───── Data supplied ─────
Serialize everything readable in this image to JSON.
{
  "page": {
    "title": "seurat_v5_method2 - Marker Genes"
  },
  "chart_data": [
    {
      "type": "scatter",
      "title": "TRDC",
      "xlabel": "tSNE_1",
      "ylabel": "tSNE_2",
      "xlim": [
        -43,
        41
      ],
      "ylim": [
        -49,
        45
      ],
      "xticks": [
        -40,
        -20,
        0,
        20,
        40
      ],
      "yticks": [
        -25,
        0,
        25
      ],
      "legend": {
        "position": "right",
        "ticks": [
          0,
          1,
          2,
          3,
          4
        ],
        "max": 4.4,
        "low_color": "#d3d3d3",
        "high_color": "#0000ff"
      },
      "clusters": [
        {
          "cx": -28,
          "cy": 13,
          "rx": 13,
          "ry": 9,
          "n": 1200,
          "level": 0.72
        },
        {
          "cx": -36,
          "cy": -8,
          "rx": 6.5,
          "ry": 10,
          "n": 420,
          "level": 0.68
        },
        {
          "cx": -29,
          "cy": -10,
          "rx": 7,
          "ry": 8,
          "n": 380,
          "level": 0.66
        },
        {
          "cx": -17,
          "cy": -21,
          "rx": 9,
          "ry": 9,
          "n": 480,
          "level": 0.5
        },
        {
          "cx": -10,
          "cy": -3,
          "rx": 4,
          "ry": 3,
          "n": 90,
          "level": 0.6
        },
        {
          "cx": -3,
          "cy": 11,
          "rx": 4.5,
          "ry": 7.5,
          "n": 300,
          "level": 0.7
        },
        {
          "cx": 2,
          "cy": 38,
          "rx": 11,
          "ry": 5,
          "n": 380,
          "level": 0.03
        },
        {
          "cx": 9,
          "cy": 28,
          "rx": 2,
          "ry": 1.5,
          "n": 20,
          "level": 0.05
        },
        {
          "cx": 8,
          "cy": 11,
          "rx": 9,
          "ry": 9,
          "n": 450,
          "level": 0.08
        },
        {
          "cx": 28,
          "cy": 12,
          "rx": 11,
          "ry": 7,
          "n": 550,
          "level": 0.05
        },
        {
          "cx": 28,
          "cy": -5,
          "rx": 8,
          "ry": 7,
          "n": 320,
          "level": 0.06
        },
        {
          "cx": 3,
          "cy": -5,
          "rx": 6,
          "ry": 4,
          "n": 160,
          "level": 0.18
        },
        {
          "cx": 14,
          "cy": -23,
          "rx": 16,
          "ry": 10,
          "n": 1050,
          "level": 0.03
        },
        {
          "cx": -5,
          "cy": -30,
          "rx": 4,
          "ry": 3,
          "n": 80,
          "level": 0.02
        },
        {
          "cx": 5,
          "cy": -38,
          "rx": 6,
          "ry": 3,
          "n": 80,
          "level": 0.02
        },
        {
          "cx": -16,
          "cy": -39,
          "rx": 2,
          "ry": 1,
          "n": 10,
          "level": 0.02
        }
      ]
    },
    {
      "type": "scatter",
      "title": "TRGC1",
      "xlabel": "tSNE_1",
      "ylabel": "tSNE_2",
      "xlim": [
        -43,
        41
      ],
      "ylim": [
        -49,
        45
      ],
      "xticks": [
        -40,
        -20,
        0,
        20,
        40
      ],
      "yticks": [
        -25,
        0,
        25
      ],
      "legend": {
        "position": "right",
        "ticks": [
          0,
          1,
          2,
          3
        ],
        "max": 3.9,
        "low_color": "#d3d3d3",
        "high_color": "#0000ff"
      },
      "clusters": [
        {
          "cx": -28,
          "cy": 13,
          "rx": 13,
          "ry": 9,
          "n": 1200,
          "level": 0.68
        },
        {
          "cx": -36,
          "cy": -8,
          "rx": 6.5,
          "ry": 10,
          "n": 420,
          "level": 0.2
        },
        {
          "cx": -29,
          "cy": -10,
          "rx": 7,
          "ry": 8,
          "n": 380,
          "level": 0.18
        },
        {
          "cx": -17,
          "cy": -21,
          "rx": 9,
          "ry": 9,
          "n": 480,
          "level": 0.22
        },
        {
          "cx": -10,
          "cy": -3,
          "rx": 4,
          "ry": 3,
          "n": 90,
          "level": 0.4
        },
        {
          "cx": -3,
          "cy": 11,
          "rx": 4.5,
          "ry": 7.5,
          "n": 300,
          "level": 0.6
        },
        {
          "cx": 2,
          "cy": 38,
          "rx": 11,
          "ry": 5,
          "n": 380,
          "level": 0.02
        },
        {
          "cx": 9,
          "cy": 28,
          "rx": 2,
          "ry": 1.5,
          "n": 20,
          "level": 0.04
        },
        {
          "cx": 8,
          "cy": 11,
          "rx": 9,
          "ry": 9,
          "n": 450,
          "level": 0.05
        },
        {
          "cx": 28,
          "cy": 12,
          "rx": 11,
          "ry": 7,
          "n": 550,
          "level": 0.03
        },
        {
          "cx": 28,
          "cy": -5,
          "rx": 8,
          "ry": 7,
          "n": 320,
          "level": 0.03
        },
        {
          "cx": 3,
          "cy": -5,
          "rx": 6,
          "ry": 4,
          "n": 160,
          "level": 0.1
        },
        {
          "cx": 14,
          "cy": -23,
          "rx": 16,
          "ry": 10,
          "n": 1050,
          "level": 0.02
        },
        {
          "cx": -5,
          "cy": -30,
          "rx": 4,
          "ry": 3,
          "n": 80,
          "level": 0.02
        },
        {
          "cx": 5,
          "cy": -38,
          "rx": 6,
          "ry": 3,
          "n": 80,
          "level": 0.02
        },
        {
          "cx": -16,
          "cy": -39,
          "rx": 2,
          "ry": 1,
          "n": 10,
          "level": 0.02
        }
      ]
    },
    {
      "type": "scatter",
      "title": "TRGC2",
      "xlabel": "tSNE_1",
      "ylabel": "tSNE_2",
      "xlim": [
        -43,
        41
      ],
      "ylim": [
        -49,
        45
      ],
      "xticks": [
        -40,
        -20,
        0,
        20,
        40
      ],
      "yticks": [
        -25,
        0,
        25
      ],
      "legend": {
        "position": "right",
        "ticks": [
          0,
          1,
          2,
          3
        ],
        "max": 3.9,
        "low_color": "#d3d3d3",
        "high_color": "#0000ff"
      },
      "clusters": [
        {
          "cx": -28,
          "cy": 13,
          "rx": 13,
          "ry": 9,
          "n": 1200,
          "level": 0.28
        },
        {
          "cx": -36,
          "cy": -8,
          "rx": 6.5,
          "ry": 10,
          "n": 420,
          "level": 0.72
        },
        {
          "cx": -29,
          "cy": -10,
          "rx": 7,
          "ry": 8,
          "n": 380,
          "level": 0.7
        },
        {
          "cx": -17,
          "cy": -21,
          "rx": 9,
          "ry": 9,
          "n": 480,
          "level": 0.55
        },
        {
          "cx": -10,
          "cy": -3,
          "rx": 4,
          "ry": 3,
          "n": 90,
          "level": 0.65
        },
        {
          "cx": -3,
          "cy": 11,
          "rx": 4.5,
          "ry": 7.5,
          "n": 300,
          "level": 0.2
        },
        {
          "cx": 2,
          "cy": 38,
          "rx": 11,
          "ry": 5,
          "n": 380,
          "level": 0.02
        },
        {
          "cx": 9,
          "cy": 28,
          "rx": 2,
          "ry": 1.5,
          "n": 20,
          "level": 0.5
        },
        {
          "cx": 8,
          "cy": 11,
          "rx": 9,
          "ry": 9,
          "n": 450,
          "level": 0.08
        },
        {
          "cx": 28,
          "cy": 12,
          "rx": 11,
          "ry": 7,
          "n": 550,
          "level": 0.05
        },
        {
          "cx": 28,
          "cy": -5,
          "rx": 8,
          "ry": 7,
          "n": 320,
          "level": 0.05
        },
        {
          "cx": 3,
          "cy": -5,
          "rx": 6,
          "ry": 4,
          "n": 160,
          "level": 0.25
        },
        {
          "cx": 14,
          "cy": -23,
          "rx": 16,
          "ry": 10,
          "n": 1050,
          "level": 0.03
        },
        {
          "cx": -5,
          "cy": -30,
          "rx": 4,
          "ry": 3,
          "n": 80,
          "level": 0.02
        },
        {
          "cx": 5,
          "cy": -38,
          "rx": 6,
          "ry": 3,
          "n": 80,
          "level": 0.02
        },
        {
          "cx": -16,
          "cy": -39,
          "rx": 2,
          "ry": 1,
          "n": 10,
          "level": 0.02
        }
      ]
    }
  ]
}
─────
> Problem requirements
If a line of the records includes the string "title", copy it out.

> Exercise solution
    "title": "seurat_v5_method2 - Marker Genes"
      "title": "TRDC",
      "title": "TRGC1",
      "title": "TRGC2",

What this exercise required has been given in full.